Instructions for the task ::
Go through the data and copy every line exactly, but not the images.

Material supplied ::
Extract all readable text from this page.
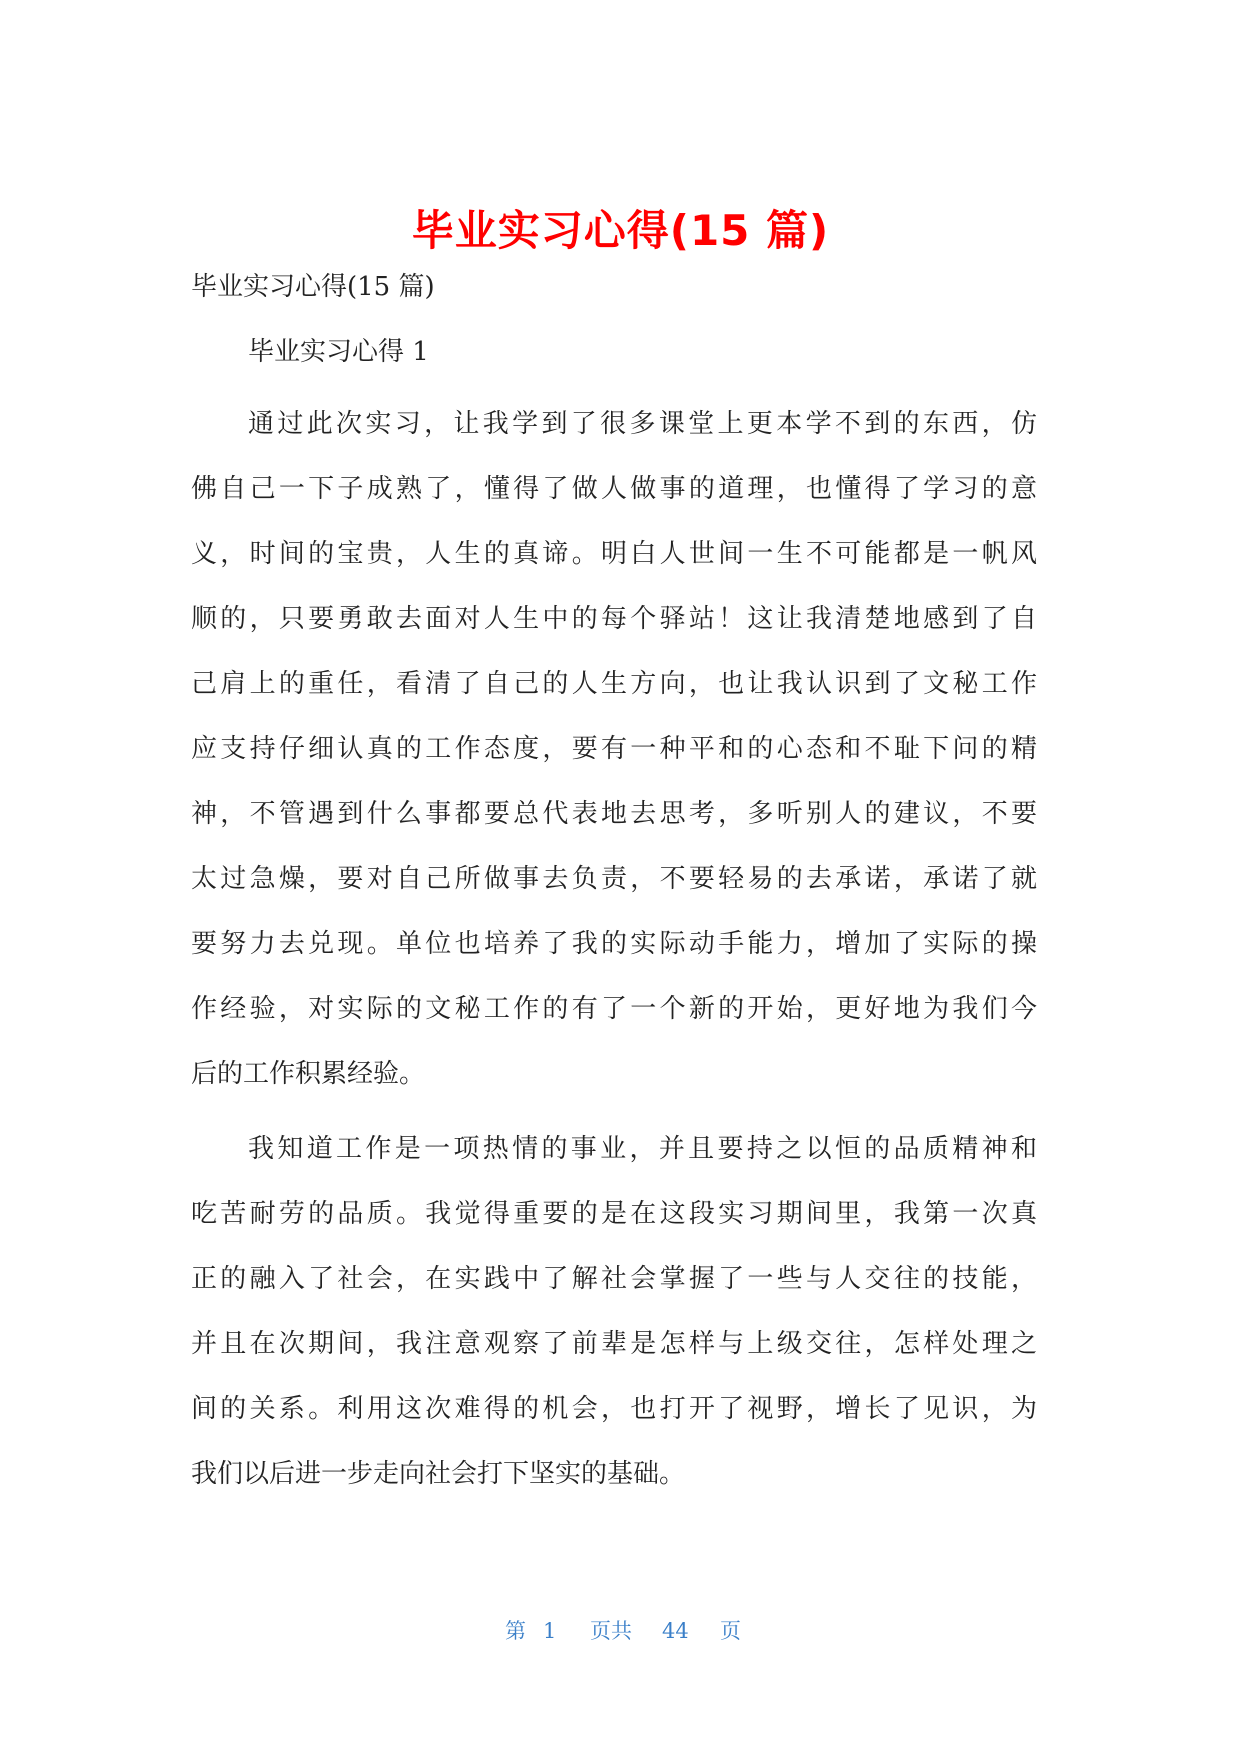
毕业实习心得(15 篇)
毕业实习心得(15 篇)
毕业实习心得 1
通过此次实习，让我学到了很多课堂上更本学不到的东西，仿
佛自己一下子成熟了，懂得了做人做事的道理，也懂得了学习的意
义，时间的宝贵，人生的真谛。明白人世间一生不可能都是一帆风
顺的，只要勇敢去面对人生中的每个驿站！这让我清楚地感到了自
己肩上的重任，看清了自己的人生方向，也让我认识到了文秘工作
应支持仔细认真的工作态度，要有一种平和的心态和不耻下问的精
神，不管遇到什么事都要总代表地去思考，多听别人的建议，不要
太过急燥，要对自己所做事去负责，不要轻易的去承诺，承诺了就
要努力去兑现。单位也培养了我的实际动手能力，增加了实际的操
作经验，对实际的文秘工作的有了一个新的开始，更好地为我们今
后的工作积累经验。
我知道工作是一项热情的事业，并且要持之以恒的品质精神和
吃苦耐劳的品质。我觉得重要的是在这段实习期间里，我第一次真
正的融入了社会，在实践中了解社会掌握了一些与人交往的技能，
并且在次期间，我注意观察了前辈是怎样与上级交往，怎样处理之
间的关系。利用这次难得的机会，也打开了视野，增长了见识，为
我们以后进一步走向社会打下坚实的基础。
第 1 页共 44 页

Written solution ::
Extract all readable text from this page.
毕业实习心得(15 篇)
毕业实习心得(15 篇)
毕业实习心得 1
通过此次实习，让我学到了很多课堂上更本学不到的东西，仿
佛自己一下子成熟了，懂得了做人做事的道理，也懂得了学习的意
义，时间的宝贵，人生的真谛。明白人世间一生不可能都是一帆风
顺的，只要勇敢去面对人生中的每个驿站！这让我清楚地感到了自
己肩上的重任，看清了自己的人生方向，也让我认识到了文秘工作
应支持仔细认真的工作态度，要有一种平和的心态和不耻下问的精
神，不管遇到什么事都要总代表地去思考，多听别人的建议，不要
太过急燥，要对自己所做事去负责，不要轻易的去承诺，承诺了就
要努力去兑现。单位也培养了我的实际动手能力，增加了实际的操
作经验，对实际的文秘工作的有了一个新的开始，更好地为我们今
后的工作积累经验。
我知道工作是一项热情的事业，并且要持之以恒的品质精神和
吃苦耐劳的品质。我觉得重要的是在这段实习期间里，我第一次真
正的融入了社会，在实践中了解社会掌握了一些与人交往的技能，
并且在次期间，我注意观察了前辈是怎样与上级交往，怎样处理之
间的关系。利用这次难得的机会，也打开了视野，增长了见识，为
我们以后进一步走向社会打下坚实的基础。
第 1 页共 44 页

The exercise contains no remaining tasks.